▸ TASK BRIEF:
Copy out each line below that has the word "content" in it.

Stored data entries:

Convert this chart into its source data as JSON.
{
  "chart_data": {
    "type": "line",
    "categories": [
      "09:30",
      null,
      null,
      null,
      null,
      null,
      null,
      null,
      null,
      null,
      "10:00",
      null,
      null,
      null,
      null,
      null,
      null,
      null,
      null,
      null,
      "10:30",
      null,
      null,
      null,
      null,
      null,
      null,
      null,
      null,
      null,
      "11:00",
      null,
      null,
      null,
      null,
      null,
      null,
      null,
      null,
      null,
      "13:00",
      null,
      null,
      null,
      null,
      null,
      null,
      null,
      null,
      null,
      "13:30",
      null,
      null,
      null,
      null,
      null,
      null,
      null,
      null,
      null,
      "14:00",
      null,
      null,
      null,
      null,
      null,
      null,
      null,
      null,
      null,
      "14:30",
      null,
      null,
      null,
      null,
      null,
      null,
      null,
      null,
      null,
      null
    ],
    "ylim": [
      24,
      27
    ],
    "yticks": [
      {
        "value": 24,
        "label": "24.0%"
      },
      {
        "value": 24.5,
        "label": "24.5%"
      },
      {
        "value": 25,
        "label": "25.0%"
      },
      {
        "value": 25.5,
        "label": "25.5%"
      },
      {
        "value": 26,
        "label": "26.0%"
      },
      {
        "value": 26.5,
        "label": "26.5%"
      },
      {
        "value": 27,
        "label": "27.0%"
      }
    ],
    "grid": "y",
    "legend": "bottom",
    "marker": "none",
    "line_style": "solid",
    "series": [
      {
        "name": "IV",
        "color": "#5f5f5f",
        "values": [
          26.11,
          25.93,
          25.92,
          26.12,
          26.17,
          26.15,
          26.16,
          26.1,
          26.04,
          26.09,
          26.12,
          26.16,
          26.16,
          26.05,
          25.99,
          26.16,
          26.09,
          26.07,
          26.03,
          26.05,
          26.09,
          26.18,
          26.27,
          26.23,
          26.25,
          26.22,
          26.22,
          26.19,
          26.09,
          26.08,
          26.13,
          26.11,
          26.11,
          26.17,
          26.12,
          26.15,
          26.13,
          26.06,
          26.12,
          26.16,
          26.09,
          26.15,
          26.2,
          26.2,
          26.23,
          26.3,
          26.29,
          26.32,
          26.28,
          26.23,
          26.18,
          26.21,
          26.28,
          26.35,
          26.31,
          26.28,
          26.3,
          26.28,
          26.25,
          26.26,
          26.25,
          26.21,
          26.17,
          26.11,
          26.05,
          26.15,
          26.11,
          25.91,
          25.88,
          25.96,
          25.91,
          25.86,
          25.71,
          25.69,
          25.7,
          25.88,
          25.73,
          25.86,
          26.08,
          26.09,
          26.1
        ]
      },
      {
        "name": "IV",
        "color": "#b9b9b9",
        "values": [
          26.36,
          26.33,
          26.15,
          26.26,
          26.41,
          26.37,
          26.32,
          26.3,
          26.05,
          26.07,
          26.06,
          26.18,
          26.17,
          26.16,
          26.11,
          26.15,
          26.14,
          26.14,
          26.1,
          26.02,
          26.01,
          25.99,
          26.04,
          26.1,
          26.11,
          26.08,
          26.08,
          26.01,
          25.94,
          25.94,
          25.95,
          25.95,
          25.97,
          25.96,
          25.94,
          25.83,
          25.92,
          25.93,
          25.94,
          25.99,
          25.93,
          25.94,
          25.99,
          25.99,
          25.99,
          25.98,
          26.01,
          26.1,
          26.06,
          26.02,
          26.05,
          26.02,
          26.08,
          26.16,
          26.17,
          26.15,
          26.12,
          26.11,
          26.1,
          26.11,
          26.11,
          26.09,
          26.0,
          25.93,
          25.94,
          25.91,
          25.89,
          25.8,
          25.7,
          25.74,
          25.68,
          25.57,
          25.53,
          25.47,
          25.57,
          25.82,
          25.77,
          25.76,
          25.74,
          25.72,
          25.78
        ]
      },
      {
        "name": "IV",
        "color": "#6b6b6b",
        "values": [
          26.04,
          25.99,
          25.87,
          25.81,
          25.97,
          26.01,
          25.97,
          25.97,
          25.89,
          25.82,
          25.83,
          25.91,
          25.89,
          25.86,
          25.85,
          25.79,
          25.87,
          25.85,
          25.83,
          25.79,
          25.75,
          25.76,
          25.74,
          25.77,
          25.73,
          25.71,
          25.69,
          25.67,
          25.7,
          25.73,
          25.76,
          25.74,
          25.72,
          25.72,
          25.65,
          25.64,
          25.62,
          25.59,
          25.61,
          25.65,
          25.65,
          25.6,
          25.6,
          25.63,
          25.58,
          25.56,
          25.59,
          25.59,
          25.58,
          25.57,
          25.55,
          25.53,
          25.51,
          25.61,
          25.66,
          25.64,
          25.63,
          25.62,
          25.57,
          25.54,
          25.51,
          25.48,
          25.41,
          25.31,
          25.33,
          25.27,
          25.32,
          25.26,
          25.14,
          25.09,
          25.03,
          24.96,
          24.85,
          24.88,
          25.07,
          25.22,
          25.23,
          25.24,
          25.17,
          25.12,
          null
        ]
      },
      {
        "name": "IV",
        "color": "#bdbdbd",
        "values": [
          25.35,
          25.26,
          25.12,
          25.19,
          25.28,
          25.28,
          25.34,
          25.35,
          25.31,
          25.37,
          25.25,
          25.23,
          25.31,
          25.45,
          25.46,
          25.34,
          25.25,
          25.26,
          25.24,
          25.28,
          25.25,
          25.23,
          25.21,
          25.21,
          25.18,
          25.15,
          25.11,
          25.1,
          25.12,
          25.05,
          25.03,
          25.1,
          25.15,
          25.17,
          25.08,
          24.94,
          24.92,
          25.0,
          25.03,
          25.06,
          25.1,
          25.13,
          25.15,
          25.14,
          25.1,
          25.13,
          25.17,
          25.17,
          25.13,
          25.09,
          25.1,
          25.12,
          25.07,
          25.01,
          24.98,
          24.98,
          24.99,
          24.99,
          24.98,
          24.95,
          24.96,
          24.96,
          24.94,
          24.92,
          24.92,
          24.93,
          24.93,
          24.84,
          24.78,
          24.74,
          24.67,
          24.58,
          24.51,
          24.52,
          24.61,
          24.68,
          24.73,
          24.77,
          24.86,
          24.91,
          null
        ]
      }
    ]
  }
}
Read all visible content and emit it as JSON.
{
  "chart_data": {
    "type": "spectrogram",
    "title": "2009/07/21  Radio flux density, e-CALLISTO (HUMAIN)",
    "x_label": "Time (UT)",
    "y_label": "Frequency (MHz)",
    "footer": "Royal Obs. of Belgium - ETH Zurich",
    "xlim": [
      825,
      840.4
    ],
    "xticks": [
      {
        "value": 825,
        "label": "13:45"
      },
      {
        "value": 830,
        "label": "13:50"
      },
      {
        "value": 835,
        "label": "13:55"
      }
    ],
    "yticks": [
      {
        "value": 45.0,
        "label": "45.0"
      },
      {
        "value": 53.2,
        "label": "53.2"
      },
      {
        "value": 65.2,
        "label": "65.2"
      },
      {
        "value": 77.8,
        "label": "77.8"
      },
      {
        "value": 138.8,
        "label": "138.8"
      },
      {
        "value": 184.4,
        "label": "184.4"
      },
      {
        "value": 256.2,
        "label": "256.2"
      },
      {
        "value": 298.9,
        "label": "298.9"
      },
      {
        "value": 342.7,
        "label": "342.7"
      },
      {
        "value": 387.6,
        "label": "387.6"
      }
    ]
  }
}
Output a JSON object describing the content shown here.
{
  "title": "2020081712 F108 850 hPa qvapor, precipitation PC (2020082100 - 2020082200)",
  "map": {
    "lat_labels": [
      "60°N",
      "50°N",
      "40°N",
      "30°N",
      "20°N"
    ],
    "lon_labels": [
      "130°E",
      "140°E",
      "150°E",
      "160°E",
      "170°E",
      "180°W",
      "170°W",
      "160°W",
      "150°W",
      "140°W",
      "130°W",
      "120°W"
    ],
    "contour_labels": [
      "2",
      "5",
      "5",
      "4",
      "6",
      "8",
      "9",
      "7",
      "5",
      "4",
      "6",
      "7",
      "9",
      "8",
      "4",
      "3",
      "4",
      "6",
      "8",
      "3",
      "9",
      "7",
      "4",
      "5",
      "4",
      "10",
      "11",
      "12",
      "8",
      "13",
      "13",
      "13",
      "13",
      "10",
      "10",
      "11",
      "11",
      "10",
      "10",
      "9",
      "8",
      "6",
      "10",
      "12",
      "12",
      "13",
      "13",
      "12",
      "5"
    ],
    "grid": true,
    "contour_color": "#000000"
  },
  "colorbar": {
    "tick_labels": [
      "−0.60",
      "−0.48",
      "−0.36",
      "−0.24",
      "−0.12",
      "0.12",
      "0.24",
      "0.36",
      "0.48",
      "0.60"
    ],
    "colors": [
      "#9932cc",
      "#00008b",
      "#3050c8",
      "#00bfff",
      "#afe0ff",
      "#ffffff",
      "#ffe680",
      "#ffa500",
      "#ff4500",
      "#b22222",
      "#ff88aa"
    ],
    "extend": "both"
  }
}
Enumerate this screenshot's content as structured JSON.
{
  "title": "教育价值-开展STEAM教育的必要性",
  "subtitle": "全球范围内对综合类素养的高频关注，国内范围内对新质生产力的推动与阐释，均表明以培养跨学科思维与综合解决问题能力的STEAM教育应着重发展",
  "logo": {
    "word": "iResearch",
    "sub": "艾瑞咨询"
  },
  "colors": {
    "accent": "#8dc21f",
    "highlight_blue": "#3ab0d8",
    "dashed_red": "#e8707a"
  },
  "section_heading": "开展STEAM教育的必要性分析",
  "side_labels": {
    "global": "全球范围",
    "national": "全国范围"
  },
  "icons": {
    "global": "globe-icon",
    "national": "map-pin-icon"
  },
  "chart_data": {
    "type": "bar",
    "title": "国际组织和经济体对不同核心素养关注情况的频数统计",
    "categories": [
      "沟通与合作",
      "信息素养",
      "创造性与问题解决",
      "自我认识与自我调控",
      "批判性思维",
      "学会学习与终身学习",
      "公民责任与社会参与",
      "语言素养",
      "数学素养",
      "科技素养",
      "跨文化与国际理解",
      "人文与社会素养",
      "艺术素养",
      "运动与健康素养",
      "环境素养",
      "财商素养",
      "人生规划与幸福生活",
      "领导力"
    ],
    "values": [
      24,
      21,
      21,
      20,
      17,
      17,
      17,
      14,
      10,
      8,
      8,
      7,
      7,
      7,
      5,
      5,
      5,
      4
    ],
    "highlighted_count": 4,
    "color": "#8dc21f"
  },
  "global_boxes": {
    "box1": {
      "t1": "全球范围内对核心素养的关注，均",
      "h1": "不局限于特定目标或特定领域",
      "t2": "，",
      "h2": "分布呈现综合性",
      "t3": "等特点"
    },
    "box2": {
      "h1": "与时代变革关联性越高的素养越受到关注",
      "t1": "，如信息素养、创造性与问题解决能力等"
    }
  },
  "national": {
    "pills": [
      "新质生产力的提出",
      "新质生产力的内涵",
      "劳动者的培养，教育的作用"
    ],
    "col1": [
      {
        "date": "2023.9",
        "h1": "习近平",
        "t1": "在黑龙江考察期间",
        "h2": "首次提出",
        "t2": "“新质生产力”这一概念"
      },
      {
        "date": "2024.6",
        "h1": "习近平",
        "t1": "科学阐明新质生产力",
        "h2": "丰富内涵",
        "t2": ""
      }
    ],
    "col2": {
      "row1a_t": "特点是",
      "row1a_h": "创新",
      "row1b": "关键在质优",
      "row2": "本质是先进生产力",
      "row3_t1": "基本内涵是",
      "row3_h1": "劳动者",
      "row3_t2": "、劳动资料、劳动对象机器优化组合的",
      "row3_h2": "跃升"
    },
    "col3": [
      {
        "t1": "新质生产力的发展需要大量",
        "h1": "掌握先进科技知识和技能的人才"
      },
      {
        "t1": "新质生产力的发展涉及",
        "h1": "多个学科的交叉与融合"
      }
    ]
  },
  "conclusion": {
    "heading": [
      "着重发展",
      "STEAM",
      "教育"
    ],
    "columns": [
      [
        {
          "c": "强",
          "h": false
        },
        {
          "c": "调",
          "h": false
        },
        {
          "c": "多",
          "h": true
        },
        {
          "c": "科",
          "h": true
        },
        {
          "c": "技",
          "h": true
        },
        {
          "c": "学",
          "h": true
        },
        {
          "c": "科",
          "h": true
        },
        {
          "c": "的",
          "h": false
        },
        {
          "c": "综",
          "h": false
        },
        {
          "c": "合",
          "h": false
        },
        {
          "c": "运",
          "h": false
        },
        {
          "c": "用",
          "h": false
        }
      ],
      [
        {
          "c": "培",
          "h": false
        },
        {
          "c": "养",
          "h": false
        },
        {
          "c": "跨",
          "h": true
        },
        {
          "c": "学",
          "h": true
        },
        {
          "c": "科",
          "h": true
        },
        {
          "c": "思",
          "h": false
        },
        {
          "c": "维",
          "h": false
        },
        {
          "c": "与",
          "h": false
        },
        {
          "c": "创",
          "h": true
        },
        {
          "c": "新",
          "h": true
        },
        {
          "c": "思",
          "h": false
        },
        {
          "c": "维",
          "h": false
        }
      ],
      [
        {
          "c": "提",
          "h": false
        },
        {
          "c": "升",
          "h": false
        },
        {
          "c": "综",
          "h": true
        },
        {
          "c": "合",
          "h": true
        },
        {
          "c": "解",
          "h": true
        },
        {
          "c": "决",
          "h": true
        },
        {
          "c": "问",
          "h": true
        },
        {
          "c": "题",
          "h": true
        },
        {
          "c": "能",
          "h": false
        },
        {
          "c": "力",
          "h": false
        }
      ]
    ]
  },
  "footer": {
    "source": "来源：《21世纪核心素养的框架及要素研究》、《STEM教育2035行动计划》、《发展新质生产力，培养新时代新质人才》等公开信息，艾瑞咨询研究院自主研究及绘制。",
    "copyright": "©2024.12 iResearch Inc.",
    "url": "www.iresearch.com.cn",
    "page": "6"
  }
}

▸ RESULT OF THIS EXERCISE:
Read all visible content and emit it as JSON.
Output a JSON object describing the content shown here.
Enumerate this screenshot's content as structured JSON.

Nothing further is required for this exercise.